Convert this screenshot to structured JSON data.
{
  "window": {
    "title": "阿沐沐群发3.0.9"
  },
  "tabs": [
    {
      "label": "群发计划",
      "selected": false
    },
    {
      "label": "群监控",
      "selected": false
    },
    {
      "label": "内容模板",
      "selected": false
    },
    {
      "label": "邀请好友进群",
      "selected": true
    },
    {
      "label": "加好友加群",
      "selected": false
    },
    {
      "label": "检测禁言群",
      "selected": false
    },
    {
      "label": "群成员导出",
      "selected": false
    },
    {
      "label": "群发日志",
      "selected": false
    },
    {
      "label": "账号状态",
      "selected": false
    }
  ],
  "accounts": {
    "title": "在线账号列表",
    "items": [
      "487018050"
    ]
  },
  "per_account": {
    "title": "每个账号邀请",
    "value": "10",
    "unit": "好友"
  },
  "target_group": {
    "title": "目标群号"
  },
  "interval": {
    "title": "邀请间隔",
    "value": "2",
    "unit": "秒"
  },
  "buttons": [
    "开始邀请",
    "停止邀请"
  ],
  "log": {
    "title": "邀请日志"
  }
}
────────────────────────────────────────
INSTRUCTION: Print every record exactly as it was given.

THE OUTPUT:
Convert this screenshot to structured JSON data.
{
  "window": {
    "title": "阿沐沐群发3.0.9"
  },
  "tabs": [
    {
      "label": "群发计划",
      "selected": false
    },
    {
      "label": "群监控",
      "selected": false
    },
    {
      "label": "内容模板",
      "selected": false
    },
    {
      "label": "邀请好友进群",
      "selected": true
    },
    {
      "label": "加好友加群",
      "selected": false
    },
    {
      "label": "检测禁言群",
      "selected": false
    },
    {
      "label": "群成员导出",
      "selected": false
    },
    {
      "label": "群发日志",
      "selected": false
    },
    {
      "label": "账号状态",
      "selected": false
    }
  ],
  "accounts": {
    "title": "在线账号列表",
    "items": [
      "487018050"
    ]
  },
  "per_account": {
    "title": "每个账号邀请",
    "value": "10",
    "unit": "好友"
  },
  "target_group": {
    "title": "目标群号"
  },
  "interval": {
    "title": "邀请间隔",
    "value": "2",
    "unit": "秒"
  },
  "buttons": [
    "开始邀请",
    "停止邀请"
  ],
  "log": {
    "title": "邀请日志"
  }
}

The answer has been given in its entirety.